• **Objective**
Pictures do not belong in the copy; transcribe everything else in the records exactly.

• **Data entries**
==================================================

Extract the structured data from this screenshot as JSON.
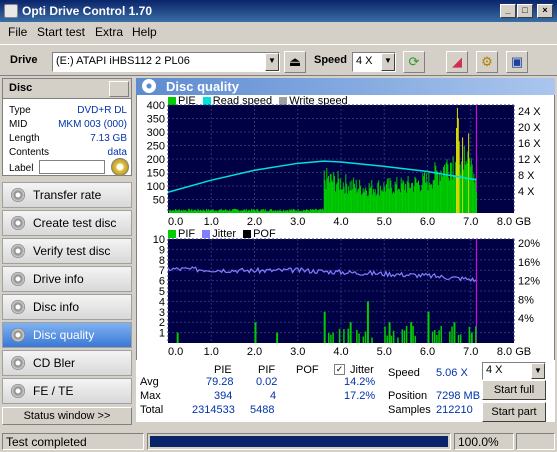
{
  "window": {
    "title": "Opti Drive Control 1.70"
  },
  "menu": [
    "File",
    "Start test",
    "Extra",
    "Help"
  ],
  "toolbar": {
    "drive_label": "Drive",
    "drive_value": "(E:)   ATAPI  iHBS112   2 PL06",
    "speed_label": "Speed",
    "speed_value": "4 X"
  },
  "disc": {
    "header": "Disc",
    "rows": [
      {
        "label": "Type",
        "value": "DVD+R DL"
      },
      {
        "label": "MID",
        "value": "MKM 003 (000)"
      },
      {
        "label": "Length",
        "value": "7.13 GB"
      },
      {
        "label": "Contents",
        "value": "data"
      },
      {
        "label": "Label",
        "value": ""
      }
    ]
  },
  "nav": [
    {
      "label": "Transfer rate",
      "active": false
    },
    {
      "label": "Create test disc",
      "active": false
    },
    {
      "label": "Verify test disc",
      "active": false
    },
    {
      "label": "Drive info",
      "active": false
    },
    {
      "label": "Disc info",
      "active": false
    },
    {
      "label": "Disc quality",
      "active": true
    },
    {
      "label": "CD Bler",
      "active": false
    },
    {
      "label": "FE / TE",
      "active": false
    }
  ],
  "status_window_label": "Status window >>",
  "panel": {
    "title": "Disc quality"
  },
  "chart_data": [
    {
      "type": "bar",
      "series": [
        {
          "name": "PIE",
          "color": "#00cc00"
        },
        {
          "name": "Read speed",
          "color": "#00e0e0"
        },
        {
          "name": "Write speed",
          "color": "#a0a0a0"
        }
      ],
      "x_ticks": [
        "0.0",
        "1.0",
        "2.0",
        "3.0",
        "4.0",
        "5.0",
        "6.0",
        "7.0",
        "8.0 GB"
      ],
      "y_ticks_left": [
        "400",
        "350",
        "300",
        "250",
        "200",
        "150",
        "100",
        "50"
      ],
      "y_ticks_right": [
        "24 X",
        "20 X",
        "16 X",
        "12 X",
        "8 X",
        "4 X"
      ],
      "xlim": [
        0,
        8
      ],
      "ylim": [
        0,
        400
      ],
      "read_speed": {
        "x": [
          0,
          1,
          2,
          3,
          3.6,
          4,
          5,
          6,
          7,
          7.13
        ],
        "y": [
          4.8,
          7.6,
          9.9,
          11.5,
          12.0,
          11.8,
          10.8,
          9.6,
          7.9,
          7.7
        ]
      },
      "pie_profile": {
        "x": [
          3.6,
          4.5,
          5.5,
          6.0,
          6.5,
          7.0,
          7.13
        ],
        "y": [
          150,
          110,
          120,
          140,
          220,
          270,
          80
        ]
      }
    },
    {
      "type": "bar",
      "series": [
        {
          "name": "PIF",
          "color": "#00cc00"
        },
        {
          "name": "Jitter",
          "color": "#8080ff"
        },
        {
          "name": "POF",
          "color": "#000000"
        }
      ],
      "x_ticks": [
        "0.0",
        "1.0",
        "2.0",
        "3.0",
        "4.0",
        "5.0",
        "6.0",
        "7.0",
        "8.0 GB"
      ],
      "y_ticks_left": [
        "10",
        "9",
        "8",
        "7",
        "6",
        "5",
        "4",
        "3",
        "2",
        "1"
      ],
      "y_ticks_right": [
        "20%",
        "16%",
        "12%",
        "8%",
        "4%"
      ],
      "xlim": [
        0,
        8
      ],
      "ylim": [
        0,
        10
      ],
      "jitter": {
        "x": [
          0,
          1,
          2,
          3,
          4,
          5,
          6,
          7,
          7.13
        ],
        "y": [
          15.0,
          14.8,
          14.6,
          14.7,
          14.3,
          14.0,
          13.6,
          12.9,
          12.6
        ]
      },
      "pif_spikes": {
        "x": [
          0.2,
          2.0,
          2.5,
          3.6,
          4.2,
          4.6,
          5.1,
          5.6,
          6.0,
          6.6,
          7.0
        ],
        "y": [
          1,
          2,
          1,
          3,
          2,
          4,
          2,
          2,
          3,
          2,
          1
        ]
      }
    }
  ],
  "stats": {
    "headers": [
      "PIE",
      "PIF",
      "POF"
    ],
    "jitter_label": "Jitter",
    "jitter_checked": true,
    "rows": [
      {
        "label": "Avg",
        "pie": "79.28",
        "pif": "0.02",
        "pof": "",
        "jitter": "14.2%"
      },
      {
        "label": "Max",
        "pie": "394",
        "pif": "4",
        "pof": "",
        "jitter": "17.2%"
      },
      {
        "label": "Total",
        "pie": "2314533",
        "pif": "5488",
        "pof": "",
        "jitter": ""
      }
    ],
    "speed_label": "Speed",
    "speed_value": "5.06 X",
    "position_label": "Position",
    "position_value": "7298 MB",
    "samples_label": "Samples",
    "samples_value": "212210",
    "speed_combo": "4 X",
    "start_full": "Start full",
    "start_part": "Start part"
  },
  "statusbar": {
    "text": "Test completed",
    "progress": 1.0,
    "progress_text": "100.0%"
  }
}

==================================================

• **Answer to this problem**
Extract the structured data from this screenshot as JSON.
{
  "window": {
    "title": "Opti Drive Control 1.70"
  },
  "menu": [
    "File",
    "Start test",
    "Extra",
    "Help"
  ],
  "toolbar": {
    "drive_label": "Drive",
    "drive_value": "(E:)   ATAPI  iHBS112   2 PL06",
    "speed_label": "Speed",
    "speed_value": "4 X"
  },
  "disc": {
    "header": "Disc",
    "rows": [
      {
        "label": "Type",
        "value": "DVD+R DL"
      },
      {
        "label": "MID",
        "value": "MKM 003 (000)"
      },
      {
        "label": "Length",
        "value": "7.13 GB"
      },
      {
        "label": "Contents",
        "value": "data"
      },
      {
        "label": "Label",
        "value": ""
      }
    ]
  },
  "nav": [
    {
      "label": "Transfer rate",
      "active": false
    },
    {
      "label": "Create test disc",
      "active": false
    },
    {
      "label": "Verify test disc",
      "active": false
    },
    {
      "label": "Drive info",
      "active": false
    },
    {
      "label": "Disc info",
      "active": false
    },
    {
      "label": "Disc quality",
      "active": true
    },
    {
      "label": "CD Bler",
      "active": false
    },
    {
      "label": "FE / TE",
      "active": false
    }
  ],
  "status_window_label": "Status window >>",
  "panel": {
    "title": "Disc quality"
  },
  "chart_data": [
    {
      "type": "bar",
      "series": [
        {
          "name": "PIE",
          "color": "#00cc00"
        },
        {
          "name": "Read speed",
          "color": "#00e0e0"
        },
        {
          "name": "Write speed",
          "color": "#a0a0a0"
        }
      ],
      "x_ticks": [
        "0.0",
        "1.0",
        "2.0",
        "3.0",
        "4.0",
        "5.0",
        "6.0",
        "7.0",
        "8.0 GB"
      ],
      "y_ticks_left": [
        "400",
        "350",
        "300",
        "250",
        "200",
        "150",
        "100",
        "50"
      ],
      "y_ticks_right": [
        "24 X",
        "20 X",
        "16 X",
        "12 X",
        "8 X",
        "4 X"
      ],
      "xlim": [
        0,
        8
      ],
      "ylim": [
        0,
        400
      ],
      "read_speed": {
        "x": [
          0,
          1,
          2,
          3,
          3.6,
          4,
          5,
          6,
          7,
          7.13
        ],
        "y": [
          4.8,
          7.6,
          9.9,
          11.5,
          12.0,
          11.8,
          10.8,
          9.6,
          7.9,
          7.7
        ]
      },
      "pie_profile": {
        "x": [
          3.6,
          4.5,
          5.5,
          6.0,
          6.5,
          7.0,
          7.13
        ],
        "y": [
          150,
          110,
          120,
          140,
          220,
          270,
          80
        ]
      }
    },
    {
      "type": "bar",
      "series": [
        {
          "name": "PIF",
          "color": "#00cc00"
        },
        {
          "name": "Jitter",
          "color": "#8080ff"
        },
        {
          "name": "POF",
          "color": "#000000"
        }
      ],
      "x_ticks": [
        "0.0",
        "1.0",
        "2.0",
        "3.0",
        "4.0",
        "5.0",
        "6.0",
        "7.0",
        "8.0 GB"
      ],
      "y_ticks_left": [
        "10",
        "9",
        "8",
        "7",
        "6",
        "5",
        "4",
        "3",
        "2",
        "1"
      ],
      "y_ticks_right": [
        "20%",
        "16%",
        "12%",
        "8%",
        "4%"
      ],
      "xlim": [
        0,
        8
      ],
      "ylim": [
        0,
        10
      ],
      "jitter": {
        "x": [
          0,
          1,
          2,
          3,
          4,
          5,
          6,
          7,
          7.13
        ],
        "y": [
          15.0,
          14.8,
          14.6,
          14.7,
          14.3,
          14.0,
          13.6,
          12.9,
          12.6
        ]
      },
      "pif_spikes": {
        "x": [
          0.2,
          2.0,
          2.5,
          3.6,
          4.2,
          4.6,
          5.1,
          5.6,
          6.0,
          6.6,
          7.0
        ],
        "y": [
          1,
          2,
          1,
          3,
          2,
          4,
          2,
          2,
          3,
          2,
          1
        ]
      }
    }
  ],
  "stats": {
    "headers": [
      "PIE",
      "PIF",
      "POF"
    ],
    "jitter_label": "Jitter",
    "jitter_checked": true,
    "rows": [
      {
        "label": "Avg",
        "pie": "79.28",
        "pif": "0.02",
        "pof": "",
        "jitter": "14.2%"
      },
      {
        "label": "Max",
        "pie": "394",
        "pif": "4",
        "pof": "",
        "jitter": "17.2%"
      },
      {
        "label": "Total",
        "pie": "2314533",
        "pif": "5488",
        "pof": "",
        "jitter": ""
      }
    ],
    "speed_label": "Speed",
    "speed_value": "5.06 X",
    "position_label": "Position",
    "position_value": "7298 MB",
    "samples_label": "Samples",
    "samples_value": "212210",
    "speed_combo": "4 X",
    "start_full": "Start full",
    "start_part": "Start part"
  },
  "statusbar": {
    "text": "Test completed",
    "progress": 1.0,
    "progress_text": "100.0%"
  }
}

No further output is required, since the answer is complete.